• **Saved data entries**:
——

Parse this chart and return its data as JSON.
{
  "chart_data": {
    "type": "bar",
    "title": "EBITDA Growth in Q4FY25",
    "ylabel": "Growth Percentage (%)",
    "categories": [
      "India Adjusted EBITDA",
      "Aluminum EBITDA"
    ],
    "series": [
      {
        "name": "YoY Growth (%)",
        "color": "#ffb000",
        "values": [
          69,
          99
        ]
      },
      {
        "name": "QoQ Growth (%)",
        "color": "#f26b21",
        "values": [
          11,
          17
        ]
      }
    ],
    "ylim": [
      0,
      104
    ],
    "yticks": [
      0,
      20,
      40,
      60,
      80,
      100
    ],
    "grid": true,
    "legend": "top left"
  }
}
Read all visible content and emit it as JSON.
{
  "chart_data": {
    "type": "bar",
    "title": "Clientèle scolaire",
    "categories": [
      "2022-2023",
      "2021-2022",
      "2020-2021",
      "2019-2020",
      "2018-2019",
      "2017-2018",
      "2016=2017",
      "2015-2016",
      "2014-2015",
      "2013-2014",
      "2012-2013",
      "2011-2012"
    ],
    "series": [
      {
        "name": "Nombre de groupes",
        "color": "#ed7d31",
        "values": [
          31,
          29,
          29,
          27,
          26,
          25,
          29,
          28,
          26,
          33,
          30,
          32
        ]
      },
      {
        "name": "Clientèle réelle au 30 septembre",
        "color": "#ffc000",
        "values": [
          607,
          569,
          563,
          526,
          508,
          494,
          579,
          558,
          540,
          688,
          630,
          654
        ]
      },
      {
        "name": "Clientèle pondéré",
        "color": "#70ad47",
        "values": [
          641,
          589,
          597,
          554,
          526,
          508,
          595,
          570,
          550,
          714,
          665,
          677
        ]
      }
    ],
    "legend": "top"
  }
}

——

• **Work to be completed**: Copy each line of the data exactly, leaving nothing out.

• **Response to this task**:
Parse this chart and return its data as JSON.
{
  "chart_data": {
    "type": "bar",
    "title": "EBITDA Growth in Q4FY25",
    "ylabel": "Growth Percentage (%)",
    "categories": [
      "India Adjusted EBITDA",
      "Aluminum EBITDA"
    ],
    "series": [
      {
        "name": "YoY Growth (%)",
        "color": "#ffb000",
        "values": [
          69,
          99
        ]
      },
      {
        "name": "QoQ Growth (%)",
        "color": "#f26b21",
        "values": [
          11,
          17
        ]
      }
    ],
    "ylim": [
      0,
      104
    ],
    "yticks": [
      0,
      20,
      40,
      60,
      80,
      100
    ],
    "grid": true,
    "legend": "top left"
  }
}
Read all visible content and emit it as JSON.
{
  "chart_data": {
    "type": "bar",
    "title": "Clientèle scolaire",
    "categories": [
      "2022-2023",
      "2021-2022",
      "2020-2021",
      "2019-2020",
      "2018-2019",
      "2017-2018",
      "2016=2017",
      "2015-2016",
      "2014-2015",
      "2013-2014",
      "2012-2013",
      "2011-2012"
    ],
    "series": [
      {
        "name": "Nombre de groupes",
        "color": "#ed7d31",
        "values": [
          31,
          29,
          29,
          27,
          26,
          25,
          29,
          28,
          26,
          33,
          30,
          32
        ]
      },
      {
        "name": "Clientèle réelle au 30 septembre",
        "color": "#ffc000",
        "values": [
          607,
          569,
          563,
          526,
          508,
          494,
          579,
          558,
          540,
          688,
          630,
          654
        ]
      },
      {
        "name": "Clientèle pondéré",
        "color": "#70ad47",
        "values": [
          641,
          589,
          597,
          554,
          526,
          508,
          595,
          570,
          550,
          714,
          665,
          677
        ]
      }
    ],
    "legend": "top"
  }
}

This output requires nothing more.